━━━ DATA PROVIDED ━━━

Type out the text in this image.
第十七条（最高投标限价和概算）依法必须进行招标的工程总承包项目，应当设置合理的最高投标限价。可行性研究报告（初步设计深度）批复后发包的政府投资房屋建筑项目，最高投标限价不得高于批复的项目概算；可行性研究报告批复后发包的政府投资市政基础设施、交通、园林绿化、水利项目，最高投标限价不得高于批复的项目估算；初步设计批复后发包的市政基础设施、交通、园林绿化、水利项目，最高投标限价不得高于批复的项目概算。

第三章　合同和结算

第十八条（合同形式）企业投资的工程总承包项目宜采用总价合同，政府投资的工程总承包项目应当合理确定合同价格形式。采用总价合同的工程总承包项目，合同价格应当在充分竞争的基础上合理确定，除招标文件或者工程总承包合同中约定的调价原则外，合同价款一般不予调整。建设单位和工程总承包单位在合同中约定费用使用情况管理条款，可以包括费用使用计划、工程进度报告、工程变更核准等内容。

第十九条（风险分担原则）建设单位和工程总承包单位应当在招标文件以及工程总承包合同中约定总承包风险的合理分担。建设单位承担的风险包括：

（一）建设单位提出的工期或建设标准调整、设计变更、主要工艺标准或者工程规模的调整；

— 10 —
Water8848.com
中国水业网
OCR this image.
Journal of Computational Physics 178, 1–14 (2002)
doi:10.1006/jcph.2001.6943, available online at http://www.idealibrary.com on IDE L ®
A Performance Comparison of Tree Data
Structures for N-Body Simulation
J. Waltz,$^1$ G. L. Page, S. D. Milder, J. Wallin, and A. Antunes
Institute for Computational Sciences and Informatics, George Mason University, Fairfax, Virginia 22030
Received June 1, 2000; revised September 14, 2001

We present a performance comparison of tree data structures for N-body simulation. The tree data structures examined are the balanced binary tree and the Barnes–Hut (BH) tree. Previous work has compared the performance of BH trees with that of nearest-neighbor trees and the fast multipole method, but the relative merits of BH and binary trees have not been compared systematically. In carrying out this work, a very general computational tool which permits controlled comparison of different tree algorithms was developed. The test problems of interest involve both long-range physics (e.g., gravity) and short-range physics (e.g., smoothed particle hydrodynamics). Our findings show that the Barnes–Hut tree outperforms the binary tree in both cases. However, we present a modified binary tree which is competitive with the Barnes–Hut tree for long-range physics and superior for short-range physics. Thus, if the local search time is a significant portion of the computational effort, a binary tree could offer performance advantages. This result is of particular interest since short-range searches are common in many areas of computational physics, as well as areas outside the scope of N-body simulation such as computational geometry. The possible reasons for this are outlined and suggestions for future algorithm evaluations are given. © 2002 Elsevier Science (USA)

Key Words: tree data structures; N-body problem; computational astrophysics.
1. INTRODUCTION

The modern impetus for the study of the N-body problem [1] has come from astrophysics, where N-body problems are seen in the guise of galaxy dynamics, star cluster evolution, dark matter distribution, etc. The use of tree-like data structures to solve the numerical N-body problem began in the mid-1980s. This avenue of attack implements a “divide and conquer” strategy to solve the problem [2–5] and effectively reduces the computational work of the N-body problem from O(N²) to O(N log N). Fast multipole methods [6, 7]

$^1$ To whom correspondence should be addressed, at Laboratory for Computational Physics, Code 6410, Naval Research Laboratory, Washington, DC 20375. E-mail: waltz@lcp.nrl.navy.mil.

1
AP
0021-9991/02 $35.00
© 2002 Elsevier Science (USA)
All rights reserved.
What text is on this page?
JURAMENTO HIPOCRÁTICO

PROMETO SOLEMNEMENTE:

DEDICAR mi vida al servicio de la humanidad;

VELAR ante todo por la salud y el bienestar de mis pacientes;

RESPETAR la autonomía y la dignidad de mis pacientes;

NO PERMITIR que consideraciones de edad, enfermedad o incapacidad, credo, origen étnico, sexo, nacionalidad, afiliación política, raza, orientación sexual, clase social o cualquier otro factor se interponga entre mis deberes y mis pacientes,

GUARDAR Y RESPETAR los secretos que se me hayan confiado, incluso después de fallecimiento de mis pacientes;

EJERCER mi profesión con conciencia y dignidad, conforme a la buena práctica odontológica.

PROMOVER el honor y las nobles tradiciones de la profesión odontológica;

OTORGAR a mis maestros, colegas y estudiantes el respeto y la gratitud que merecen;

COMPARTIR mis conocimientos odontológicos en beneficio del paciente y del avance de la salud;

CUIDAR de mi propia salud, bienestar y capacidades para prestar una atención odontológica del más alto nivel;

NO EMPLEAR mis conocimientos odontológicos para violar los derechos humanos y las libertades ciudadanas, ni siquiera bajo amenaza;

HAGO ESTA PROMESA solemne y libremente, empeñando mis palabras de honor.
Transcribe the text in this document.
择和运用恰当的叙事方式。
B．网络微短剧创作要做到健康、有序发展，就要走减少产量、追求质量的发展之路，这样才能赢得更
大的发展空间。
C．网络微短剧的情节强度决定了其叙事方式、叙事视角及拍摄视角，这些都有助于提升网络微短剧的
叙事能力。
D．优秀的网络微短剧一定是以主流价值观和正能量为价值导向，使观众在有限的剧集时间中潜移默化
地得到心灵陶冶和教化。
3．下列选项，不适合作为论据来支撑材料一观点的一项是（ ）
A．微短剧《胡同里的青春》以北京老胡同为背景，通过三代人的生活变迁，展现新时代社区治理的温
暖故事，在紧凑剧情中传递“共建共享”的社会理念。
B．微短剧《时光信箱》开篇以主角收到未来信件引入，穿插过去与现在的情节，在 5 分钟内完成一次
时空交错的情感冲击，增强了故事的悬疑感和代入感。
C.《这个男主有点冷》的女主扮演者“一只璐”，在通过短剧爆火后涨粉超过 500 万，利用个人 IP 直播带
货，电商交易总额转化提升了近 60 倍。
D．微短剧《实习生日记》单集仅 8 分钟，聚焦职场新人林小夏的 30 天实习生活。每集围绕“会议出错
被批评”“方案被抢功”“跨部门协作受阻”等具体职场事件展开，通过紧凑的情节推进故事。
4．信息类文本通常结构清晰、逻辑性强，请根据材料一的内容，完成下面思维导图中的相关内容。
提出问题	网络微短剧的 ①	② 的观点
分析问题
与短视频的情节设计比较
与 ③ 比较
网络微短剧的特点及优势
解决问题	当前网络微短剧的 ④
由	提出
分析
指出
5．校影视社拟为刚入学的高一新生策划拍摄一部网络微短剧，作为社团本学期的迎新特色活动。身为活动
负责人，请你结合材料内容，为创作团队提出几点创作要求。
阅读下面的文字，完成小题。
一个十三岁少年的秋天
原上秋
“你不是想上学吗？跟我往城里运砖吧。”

━━━

» **GIVEN EXERCISE**:
Please quote the records above exactly, without skipping a line.

» **ANSWER TO THIS TASK**:
Type out the text in this image.
第十七条（最高投标限价和概算）依法必须进行招标的工程总承包项目，应当设置合理的最高投标限价。可行性研究报告（初步设计深度）批复后发包的政府投资房屋建筑项目，最高投标限价不得高于批复的项目概算；可行性研究报告批复后发包的政府投资市政基础设施、交通、园林绿化、水利项目，最高投标限价不得高于批复的项目估算；初步设计批复后发包的市政基础设施、交通、园林绿化、水利项目，最高投标限价不得高于批复的项目概算。

第三章　合同和结算

第十八条（合同形式）企业投资的工程总承包项目宜采用总价合同，政府投资的工程总承包项目应当合理确定合同价格形式。采用总价合同的工程总承包项目，合同价格应当在充分竞争的基础上合理确定，除招标文件或者工程总承包合同中约定的调价原则外，合同价款一般不予调整。建设单位和工程总承包单位在合同中约定费用使用情况管理条款，可以包括费用使用计划、工程进度报告、工程变更核准等内容。

第十九条（风险分担原则）建设单位和工程总承包单位应当在招标文件以及工程总承包合同中约定总承包风险的合理分担。建设单位承担的风险包括：

（一）建设单位提出的工期或建设标准调整、设计变更、主要工艺标准或者工程规模的调整；

— 10 —
Water8848.com
中国水业网
OCR this image.
Journal of Computational Physics 178, 1–14 (2002)
doi:10.1006/jcph.2001.6943, available online at http://www.idealibrary.com on IDE L ®
A Performance Comparison of Tree Data
Structures for N-Body Simulation
J. Waltz,$^1$ G. L. Page, S. D. Milder, J. Wallin, and A. Antunes
Institute for Computational Sciences and Informatics, George Mason University, Fairfax, Virginia 22030
Received June 1, 2000; revised September 14, 2001

We present a performance comparison of tree data structures for N-body simulation. The tree data structures examined are the balanced binary tree and the Barnes–Hut (BH) tree. Previous work has compared the performance of BH trees with that of nearest-neighbor trees and the fast multipole method, but the relative merits of BH and binary trees have not been compared systematically. In carrying out this work, a very general computational tool which permits controlled comparison of different tree algorithms was developed. The test problems of interest involve both long-range physics (e.g., gravity) and short-range physics (e.g., smoothed particle hydrodynamics). Our findings show that the Barnes–Hut tree outperforms the binary tree in both cases. However, we present a modified binary tree which is competitive with the Barnes–Hut tree for long-range physics and superior for short-range physics. Thus, if the local search time is a significant portion of the computational effort, a binary tree could offer performance advantages. This result is of particular interest since short-range searches are common in many areas of computational physics, as well as areas outside the scope of N-body simulation such as computational geometry. The possible reasons for this are outlined and suggestions for future algorithm evaluations are given. © 2002 Elsevier Science (USA)

Key Words: tree data structures; N-body problem; computational astrophysics.
1. INTRODUCTION

The modern impetus for the study of the N-body problem [1] has come from astrophysics, where N-body problems are seen in the guise of galaxy dynamics, star cluster evolution, dark matter distribution, etc. The use of tree-like data structures to solve the numerical N-body problem began in the mid-1980s. This avenue of attack implements a “divide and conquer” strategy to solve the problem [2–5] and effectively reduces the computational work of the N-body problem from O(N²) to O(N log N). Fast multipole methods [6, 7]

$^1$ To whom correspondence should be addressed, at Laboratory for Computational Physics, Code 6410, Naval Research Laboratory, Washington, DC 20375. E-mail: waltz@lcp.nrl.navy.mil.

1
AP
0021-9991/02 $35.00
© 2002 Elsevier Science (USA)
All rights reserved.
What text is on this page?
JURAMENTO HIPOCRÁTICO

PROMETO SOLEMNEMENTE:

DEDICAR mi vida al servicio de la humanidad;

VELAR ante todo por la salud y el bienestar de mis pacientes;

RESPETAR la autonomía y la dignidad de mis pacientes;

NO PERMITIR que consideraciones de edad, enfermedad o incapacidad, credo, origen étnico, sexo, nacionalidad, afiliación política, raza, orientación sexual, clase social o cualquier otro factor se interponga entre mis deberes y mis pacientes,

GUARDAR Y RESPETAR los secretos que se me hayan confiado, incluso después de fallecimiento de mis pacientes;

EJERCER mi profesión con conciencia y dignidad, conforme a la buena práctica odontológica.

PROMOVER el honor y las nobles tradiciones de la profesión odontológica;

OTORGAR a mis maestros, colegas y estudiantes el respeto y la gratitud que merecen;

COMPARTIR mis conocimientos odontológicos en beneficio del paciente y del avance de la salud;

CUIDAR de mi propia salud, bienestar y capacidades para prestar una atención odontológica del más alto nivel;

NO EMPLEAR mis conocimientos odontológicos para violar los derechos humanos y las libertades ciudadanas, ni siquiera bajo amenaza;

HAGO ESTA PROMESA solemne y libremente, empeñando mis palabras de honor.
Transcribe the text in this document.
择和运用恰当的叙事方式。
B．网络微短剧创作要做到健康、有序发展，就要走减少产量、追求质量的发展之路，这样才能赢得更
大的发展空间。
C．网络微短剧的情节强度决定了其叙事方式、叙事视角及拍摄视角，这些都有助于提升网络微短剧的
叙事能力。
D．优秀的网络微短剧一定是以主流价值观和正能量为价值导向，使观众在有限的剧集时间中潜移默化
地得到心灵陶冶和教化。
3．下列选项，不适合作为论据来支撑材料一观点的一项是（ ）
A．微短剧《胡同里的青春》以北京老胡同为背景，通过三代人的生活变迁，展现新时代社区治理的温
暖故事，在紧凑剧情中传递“共建共享”的社会理念。
B．微短剧《时光信箱》开篇以主角收到未来信件引入，穿插过去与现在的情节，在 5 分钟内完成一次
时空交错的情感冲击，增强了故事的悬疑感和代入感。
C.《这个男主有点冷》的女主扮演者“一只璐”，在通过短剧爆火后涨粉超过 500 万，利用个人 IP 直播带
货，电商交易总额转化提升了近 60 倍。
D．微短剧《实习生日记》单集仅 8 分钟，聚焦职场新人林小夏的 30 天实习生活。每集围绕“会议出错
被批评”“方案被抢功”“跨部门协作受阻”等具体职场事件展开，通过紧凑的情节推进故事。
4．信息类文本通常结构清晰、逻辑性强，请根据材料一的内容，完成下面思维导图中的相关内容。
提出问题	网络微短剧的 ①	② 的观点
分析问题
与短视频的情节设计比较
与 ③ 比较
网络微短剧的特点及优势
解决问题	当前网络微短剧的 ④
由	提出
分析
指出
5．校影视社拟为刚入学的高一新生策划拍摄一部网络微短剧，作为社团本学期的迎新特色活动。身为活动
负责人，请你结合材料内容，为创作团队提出几点创作要求。
阅读下面的文字，完成小题。
一个十三岁少年的秋天
原上秋
“你不是想上学吗？跟我往城里运砖吧。”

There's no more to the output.